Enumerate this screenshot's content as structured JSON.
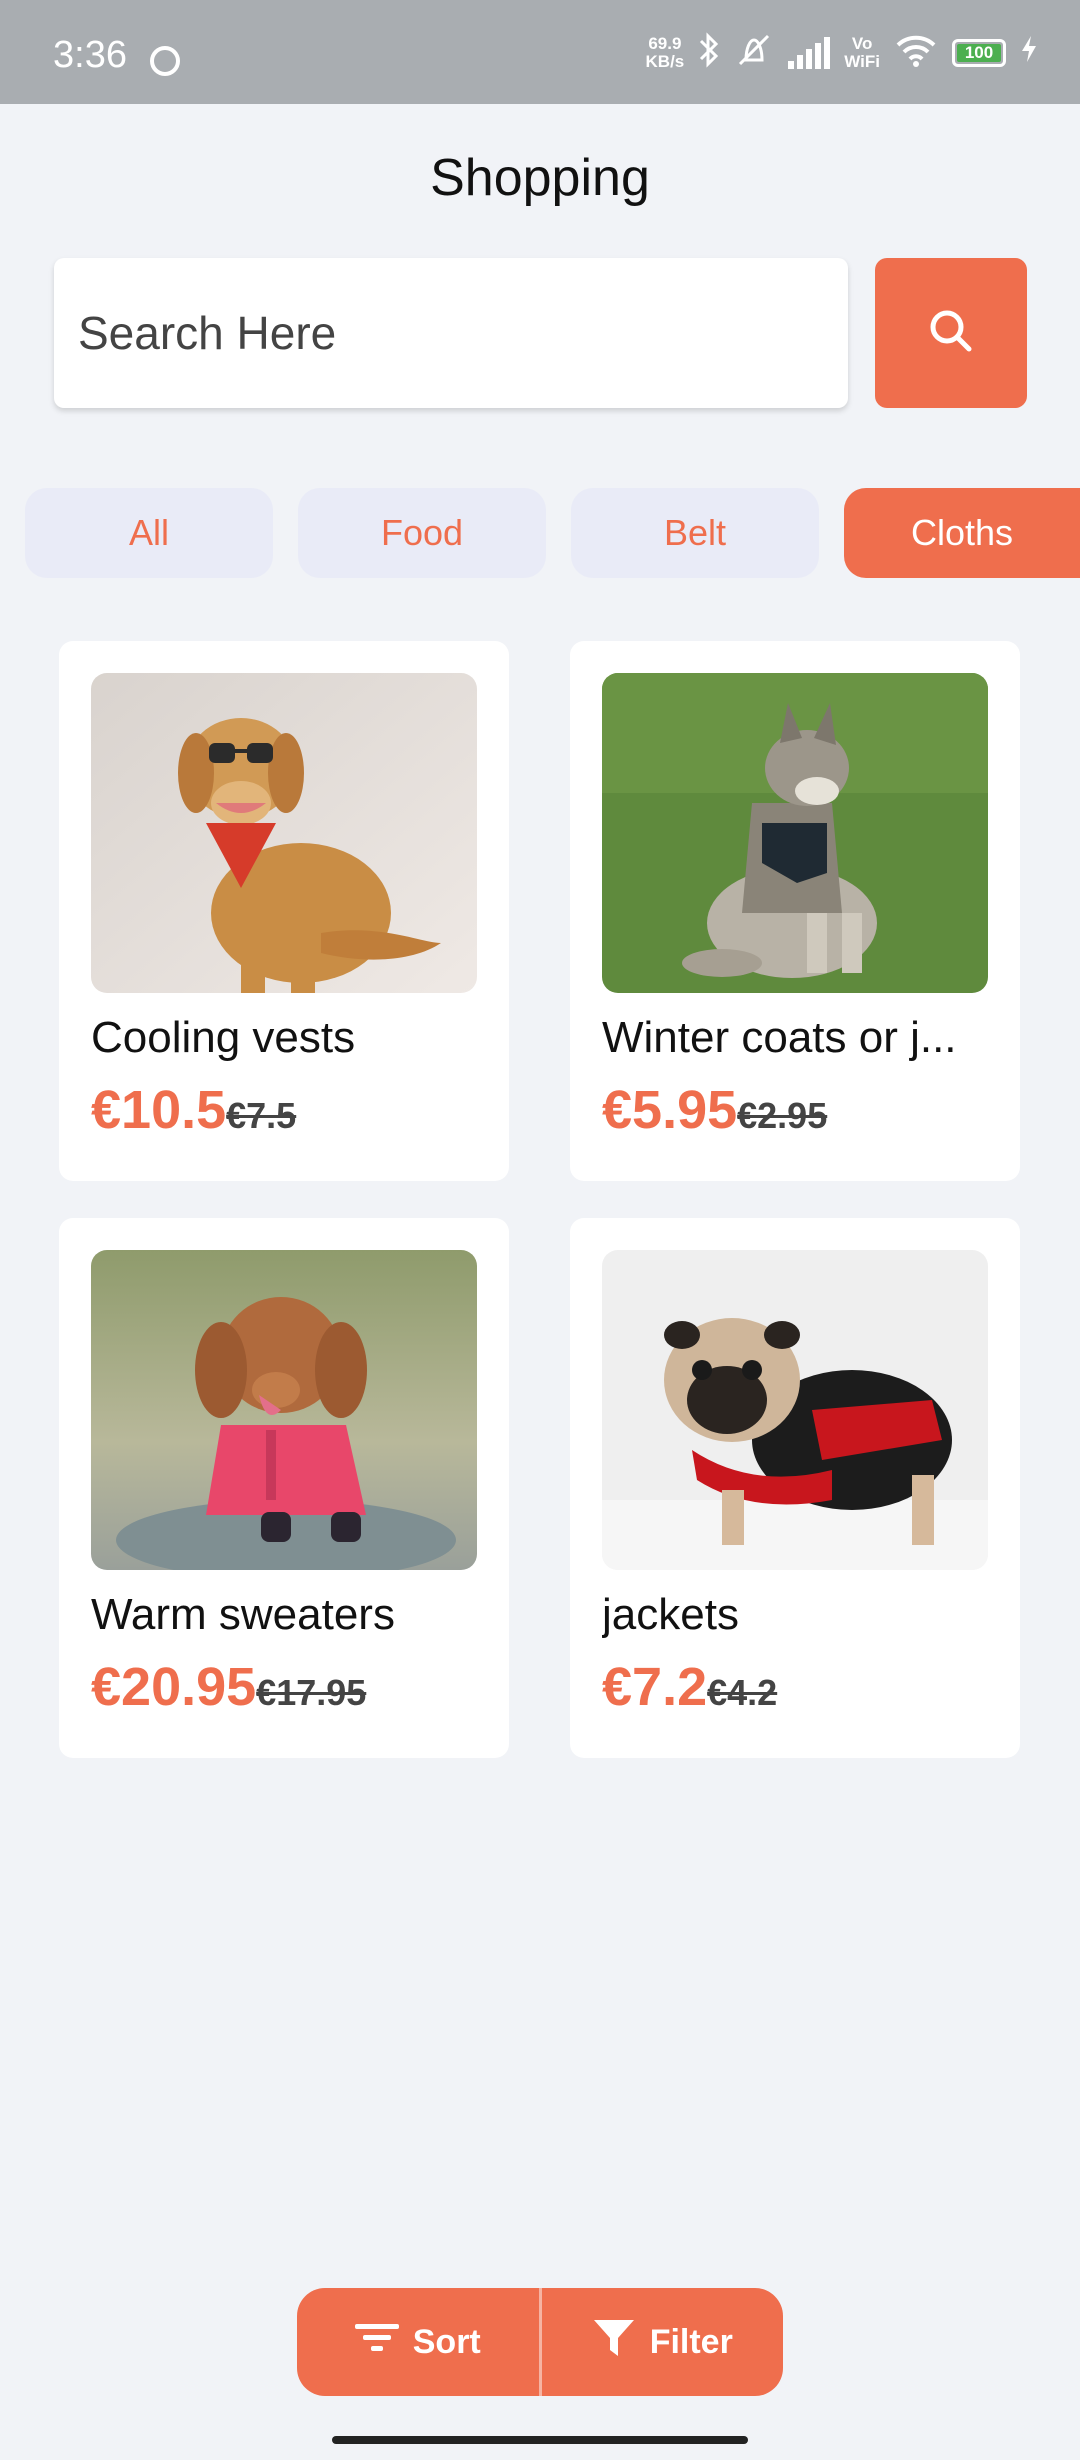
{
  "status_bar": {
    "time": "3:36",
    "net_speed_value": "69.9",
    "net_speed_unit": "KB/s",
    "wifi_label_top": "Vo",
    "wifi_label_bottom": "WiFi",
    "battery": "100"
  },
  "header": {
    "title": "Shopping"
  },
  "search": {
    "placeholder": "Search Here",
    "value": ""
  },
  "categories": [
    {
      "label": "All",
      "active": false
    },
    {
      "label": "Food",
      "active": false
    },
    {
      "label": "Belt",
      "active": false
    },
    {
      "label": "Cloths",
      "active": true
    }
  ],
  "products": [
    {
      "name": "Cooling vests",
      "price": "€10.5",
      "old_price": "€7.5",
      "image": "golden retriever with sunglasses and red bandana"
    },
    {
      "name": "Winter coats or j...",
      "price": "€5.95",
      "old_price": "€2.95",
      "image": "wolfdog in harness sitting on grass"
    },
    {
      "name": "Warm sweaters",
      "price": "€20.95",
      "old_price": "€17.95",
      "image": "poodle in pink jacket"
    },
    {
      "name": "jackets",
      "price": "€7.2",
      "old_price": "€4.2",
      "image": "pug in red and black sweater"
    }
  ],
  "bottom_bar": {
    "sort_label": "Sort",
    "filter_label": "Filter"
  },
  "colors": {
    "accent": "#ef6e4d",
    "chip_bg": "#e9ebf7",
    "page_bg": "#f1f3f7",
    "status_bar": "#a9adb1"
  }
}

--

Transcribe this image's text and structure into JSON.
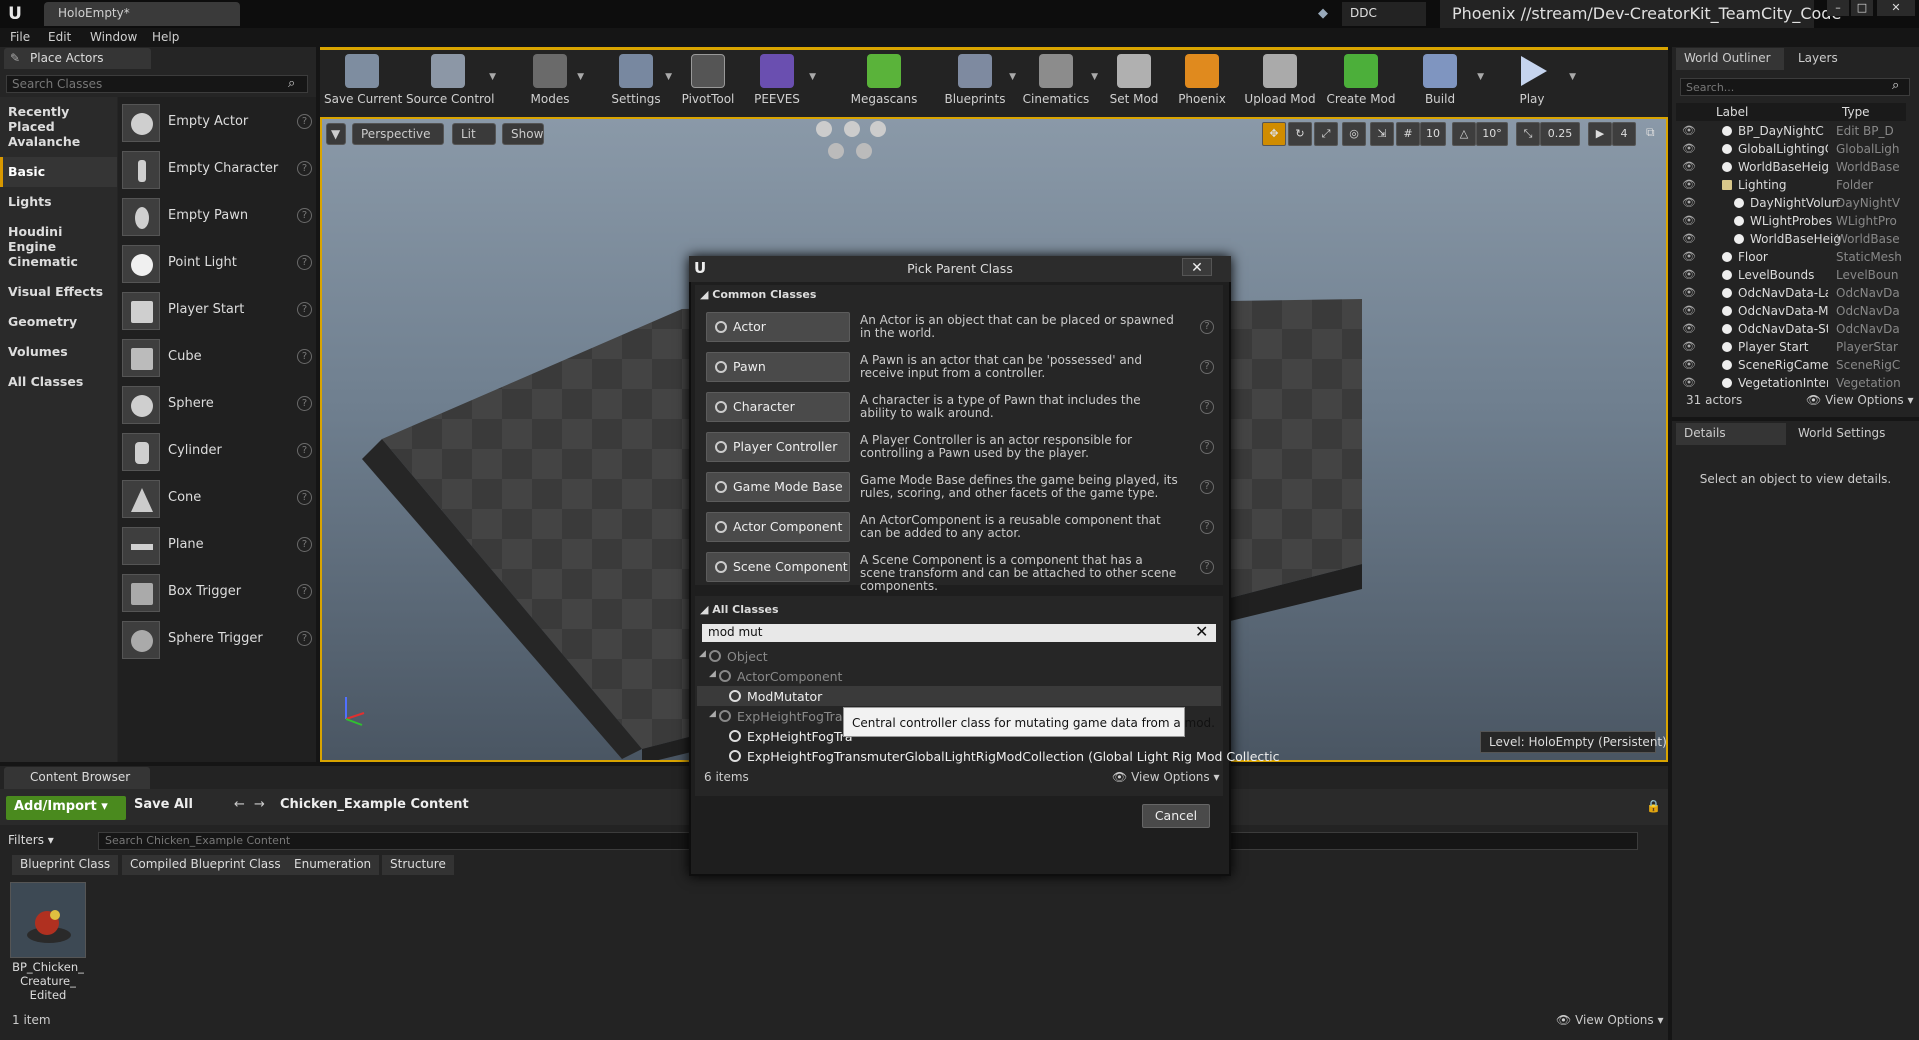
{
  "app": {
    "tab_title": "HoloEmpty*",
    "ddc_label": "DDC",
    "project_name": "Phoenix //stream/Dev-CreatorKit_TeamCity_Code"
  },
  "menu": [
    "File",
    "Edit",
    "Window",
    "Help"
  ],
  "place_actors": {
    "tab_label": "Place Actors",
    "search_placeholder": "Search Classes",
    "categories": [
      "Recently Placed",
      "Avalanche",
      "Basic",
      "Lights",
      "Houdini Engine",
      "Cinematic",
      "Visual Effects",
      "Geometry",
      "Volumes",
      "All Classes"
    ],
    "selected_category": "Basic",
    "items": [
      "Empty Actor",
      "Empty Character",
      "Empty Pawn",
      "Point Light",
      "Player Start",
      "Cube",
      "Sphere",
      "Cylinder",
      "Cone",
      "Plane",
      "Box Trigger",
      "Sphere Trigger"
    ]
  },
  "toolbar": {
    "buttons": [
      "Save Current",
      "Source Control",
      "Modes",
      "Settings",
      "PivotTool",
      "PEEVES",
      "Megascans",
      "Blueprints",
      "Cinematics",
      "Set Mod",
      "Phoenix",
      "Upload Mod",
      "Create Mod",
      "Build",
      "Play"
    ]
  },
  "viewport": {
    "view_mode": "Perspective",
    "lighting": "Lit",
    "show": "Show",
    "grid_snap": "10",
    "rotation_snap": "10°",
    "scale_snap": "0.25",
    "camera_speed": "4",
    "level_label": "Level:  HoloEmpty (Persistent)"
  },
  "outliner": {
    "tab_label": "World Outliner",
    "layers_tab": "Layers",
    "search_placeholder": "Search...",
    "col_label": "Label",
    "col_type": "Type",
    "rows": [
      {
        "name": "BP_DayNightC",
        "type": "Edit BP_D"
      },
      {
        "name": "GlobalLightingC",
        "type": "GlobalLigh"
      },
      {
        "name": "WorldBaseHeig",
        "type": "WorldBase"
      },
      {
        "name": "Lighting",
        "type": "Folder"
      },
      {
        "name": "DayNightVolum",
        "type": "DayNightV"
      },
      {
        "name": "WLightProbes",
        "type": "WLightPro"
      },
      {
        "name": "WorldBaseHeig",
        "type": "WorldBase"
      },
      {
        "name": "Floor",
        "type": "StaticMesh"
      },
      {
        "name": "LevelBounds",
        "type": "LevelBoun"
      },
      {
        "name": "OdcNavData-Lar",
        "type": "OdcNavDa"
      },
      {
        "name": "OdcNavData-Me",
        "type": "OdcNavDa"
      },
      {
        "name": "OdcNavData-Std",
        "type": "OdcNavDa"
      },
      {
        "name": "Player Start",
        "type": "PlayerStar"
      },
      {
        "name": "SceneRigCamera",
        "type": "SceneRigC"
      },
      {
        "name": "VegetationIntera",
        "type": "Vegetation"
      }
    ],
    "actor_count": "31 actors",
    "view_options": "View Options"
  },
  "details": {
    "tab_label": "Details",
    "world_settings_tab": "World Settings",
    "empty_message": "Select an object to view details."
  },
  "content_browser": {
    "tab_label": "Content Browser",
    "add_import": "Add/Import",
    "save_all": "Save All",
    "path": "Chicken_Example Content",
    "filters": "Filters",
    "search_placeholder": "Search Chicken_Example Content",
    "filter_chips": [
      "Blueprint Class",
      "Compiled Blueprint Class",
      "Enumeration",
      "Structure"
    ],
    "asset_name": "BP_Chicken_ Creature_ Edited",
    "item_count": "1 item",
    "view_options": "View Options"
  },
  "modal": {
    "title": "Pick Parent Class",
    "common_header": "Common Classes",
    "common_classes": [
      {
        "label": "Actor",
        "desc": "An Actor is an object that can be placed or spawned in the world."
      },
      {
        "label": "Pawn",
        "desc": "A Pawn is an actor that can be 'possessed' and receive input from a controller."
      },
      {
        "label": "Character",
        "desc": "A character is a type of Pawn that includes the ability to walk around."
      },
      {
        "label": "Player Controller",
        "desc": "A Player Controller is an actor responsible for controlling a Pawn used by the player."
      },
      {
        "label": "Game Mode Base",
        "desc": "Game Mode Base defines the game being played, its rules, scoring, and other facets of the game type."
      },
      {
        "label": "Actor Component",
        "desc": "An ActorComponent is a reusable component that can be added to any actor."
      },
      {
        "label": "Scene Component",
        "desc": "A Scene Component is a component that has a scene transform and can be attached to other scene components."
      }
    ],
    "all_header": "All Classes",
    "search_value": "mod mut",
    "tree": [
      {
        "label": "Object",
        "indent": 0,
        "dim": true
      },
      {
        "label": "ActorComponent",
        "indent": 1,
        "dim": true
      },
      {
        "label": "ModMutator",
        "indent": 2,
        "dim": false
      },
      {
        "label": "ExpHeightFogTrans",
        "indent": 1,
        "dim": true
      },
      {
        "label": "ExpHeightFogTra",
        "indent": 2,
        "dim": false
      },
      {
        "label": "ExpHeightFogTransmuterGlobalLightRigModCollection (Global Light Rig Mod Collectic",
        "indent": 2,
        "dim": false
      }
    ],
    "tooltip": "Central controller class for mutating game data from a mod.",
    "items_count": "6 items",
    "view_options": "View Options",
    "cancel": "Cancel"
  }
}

● PROBLEM TO WORK ON
Copy each line that holds the word "Phoenix".

● WRITTEN SOLUTION
    "project_name": "Phoenix //stream/Dev-CreatorKit_TeamCity_Code"
      "Phoenix",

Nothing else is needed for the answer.